> _Consigne 1_
D'après l'entretien reproduit plus bas, dans quels pays les premières guerres touareg éclatèrent-elles dès les années 1960 ?

> _Texte fourni_
┄┄┄┄┄┄┄┄┄┄┄┄┄┄┄┄┄┄┄┄
Gabrielle Cluzel. Bernard Lugan, vous publiez, le 9 février prochain, une Histoire du Sahel, des origines à nos jours (Éditions du Rocher) indispensable pour comprendre les menaces du monde d’aujourd’hui. Pour vous, il est important de connaître cette Histoire. Vous pensez que l’on sous-estime ce facteur ?
Bernard Lugan. Les décideurs français n’ont pas vu que les actuels conflits sahéliens sont d’abord des résurgences « modernisées » de ceux d’hier, qu’inscrits dans une longue chaîne d’événements, ils expliquent ceux d’aujourd’hui.
Avant la colonisation, les sédentaires sudistes étaient pris dans la tenaille prédatrice des nomades. Une donnée commune à tout le Sahel, du Sénégal au Tchad où nous retrouvons la même problématique. À la fin du XIXe siècle, la colonisation bloqua l’expansion des entités prédatrices nomades dont l’écroulement se fit dans l’allégresse des sédentaires qu’elles exploitaient, dont elles massacraient les hommes et vendaient les femmes et les enfants aux esclavagistes du monde arabo-musulman.
Mais, ce faisant, la colonisation renversa les rapports de force locaux en offrant une revanche aux victimes de la longue histoire africaine, tout en rassemblant razzieurs et razziés dans les limites administratives de l’AOF (Afrique-Occidentale française). Or, avec les indépendances, les délimitations administratives internes à ce vaste ensemble devinrent des frontières d’États à l’intérieur desquelles, comme ils étaient les plus nombreux, les sédentaires l’emportèrent politiquement sur les nomades, selon les lois immuables de l’ethno-mathématique électorale. Les anciens dominants n’ayant pas accepté de devenir les sujets de leurs anciens vassaux, la problématique conflictuelle sahélienne était donc posée. Les premières guerres touareg éclatèrent alors dès les années 1960 au Mali, puis au Niger et au Tchad où les Toubou se soulevèrent.
G. C. Dans votre livre, l’on suit constamment l’interaction entre la géographie et ce que vous définissez comme l’ethno-histoire. Pourquoi les décideurs français ne l’ont-ils pas vu ?
B. L. Là est en effet le cœur de la cascade d’erreurs faite par les décideurs politiques français alors que les militaires avaient, eux, bien compris le réel du terrain, mais ils n’ont pas été écoutés. Au Mali, nous étions en présence de deux guerres, celle des Touareg au nord, celle des Peul au sud, puis, plus tard, s’y est ajoutée celle de l’État islamique dans la région des trois frontières.
┄┄┄┄┄┄┄┄┄┄┄┄┄┄┄┄┄┄┄┄
> _Entrées fournies_
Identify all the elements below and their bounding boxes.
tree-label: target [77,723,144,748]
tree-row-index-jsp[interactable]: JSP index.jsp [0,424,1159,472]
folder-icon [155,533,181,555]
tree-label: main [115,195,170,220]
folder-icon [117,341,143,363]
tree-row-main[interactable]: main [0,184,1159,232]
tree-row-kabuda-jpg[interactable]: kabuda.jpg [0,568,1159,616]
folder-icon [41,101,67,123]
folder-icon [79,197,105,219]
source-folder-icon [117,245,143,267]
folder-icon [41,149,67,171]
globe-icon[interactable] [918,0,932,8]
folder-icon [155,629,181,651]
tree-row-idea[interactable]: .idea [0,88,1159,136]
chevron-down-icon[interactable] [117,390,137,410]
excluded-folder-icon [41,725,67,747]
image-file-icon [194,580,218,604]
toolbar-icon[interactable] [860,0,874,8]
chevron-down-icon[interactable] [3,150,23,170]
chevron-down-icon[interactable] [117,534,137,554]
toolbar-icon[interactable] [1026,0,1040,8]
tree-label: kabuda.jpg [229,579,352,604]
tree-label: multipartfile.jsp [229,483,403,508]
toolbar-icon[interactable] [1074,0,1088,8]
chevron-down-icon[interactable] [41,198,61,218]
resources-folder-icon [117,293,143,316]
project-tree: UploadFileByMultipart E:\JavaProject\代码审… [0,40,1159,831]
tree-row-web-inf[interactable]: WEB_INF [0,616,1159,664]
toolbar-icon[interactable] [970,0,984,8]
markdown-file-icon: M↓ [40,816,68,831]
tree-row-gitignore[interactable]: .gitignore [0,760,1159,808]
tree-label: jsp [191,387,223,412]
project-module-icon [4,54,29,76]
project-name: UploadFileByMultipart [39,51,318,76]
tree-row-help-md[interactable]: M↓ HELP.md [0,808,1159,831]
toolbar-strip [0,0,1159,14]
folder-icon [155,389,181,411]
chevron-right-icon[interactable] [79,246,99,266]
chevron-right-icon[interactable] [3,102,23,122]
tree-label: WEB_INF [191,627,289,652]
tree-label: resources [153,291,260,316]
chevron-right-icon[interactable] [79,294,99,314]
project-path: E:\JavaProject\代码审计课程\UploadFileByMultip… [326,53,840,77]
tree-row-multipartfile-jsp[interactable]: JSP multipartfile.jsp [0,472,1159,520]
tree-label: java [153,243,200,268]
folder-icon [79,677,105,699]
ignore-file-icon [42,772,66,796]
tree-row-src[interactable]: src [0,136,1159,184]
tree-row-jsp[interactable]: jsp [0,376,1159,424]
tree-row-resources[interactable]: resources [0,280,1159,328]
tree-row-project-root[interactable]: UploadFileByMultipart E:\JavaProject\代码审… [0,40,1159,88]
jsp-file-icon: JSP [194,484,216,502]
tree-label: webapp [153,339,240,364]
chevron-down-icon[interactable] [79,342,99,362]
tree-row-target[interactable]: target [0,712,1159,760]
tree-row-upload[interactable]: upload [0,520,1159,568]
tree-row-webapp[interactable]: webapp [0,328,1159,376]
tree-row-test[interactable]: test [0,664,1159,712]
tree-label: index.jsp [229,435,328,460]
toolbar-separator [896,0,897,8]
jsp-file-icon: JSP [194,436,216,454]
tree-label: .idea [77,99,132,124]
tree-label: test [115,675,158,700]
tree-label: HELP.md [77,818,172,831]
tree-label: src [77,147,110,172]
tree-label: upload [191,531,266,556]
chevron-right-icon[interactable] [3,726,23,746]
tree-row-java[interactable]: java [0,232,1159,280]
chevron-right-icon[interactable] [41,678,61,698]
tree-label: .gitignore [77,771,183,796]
┄┄┄┄┄┄┄┄┄┄┄┄┄┄┄┄┄┄┄┄
> _Consigne 2_
Reproduisez sous forme de liste JSON de chaînes les lignes de la liste ci-dessus, une chaîne par ligne et sans lignes vides. Partez du tout début de la liste et arrêtez-vous après la ligne qui contient "toolbar-icon[interactable] [1026,0,1040,8]", celle-ci comprise.

> _Réponse rédigée 1_
Au Mali, puis au Niger et au Tchad.

> _Réponse rédigée 2_
[
  "Identify all the elements below and their bounding boxes.",
  "tree-label: target [77,723,144,748]",
  "tree-row-index-jsp[interactable]: JSP index.jsp [0,424,1159,472]",
  "folder-icon [155,533,181,555]",
  "tree-label: main [115,195,170,220]",
  "folder-icon [117,341,143,363]",
  "tree-row-main[interactable]: main [0,184,1159,232]",
  "tree-row-kabuda-jpg[interactable]: kabuda.jpg [0,568,1159,616]",
  "folder-icon [41,101,67,123]",
  "folder-icon [79,197,105,219]",
  "source-folder-icon [117,245,143,267]",
  "folder-icon [41,149,67,171]",
  "globe-icon[interactable] [918,0,932,8]",
  "folder-icon [155,629,181,651]",
  "tree-row-idea[interactable]: .idea [0,88,1159,136]",
  "chevron-down-icon[interactable] [117,390,137,410]",
  "excluded-folder-icon [41,725,67,747]",
  "image-file-icon [194,580,218,604]",
  "toolbar-icon[interactable] [860,0,874,8]",
  "chevron-down-icon[interactable] [3,150,23,170]",
  "chevron-down-icon[interactable] [117,534,137,554]",
  "toolbar-icon[interactable] [1026,0,1040,8]"
]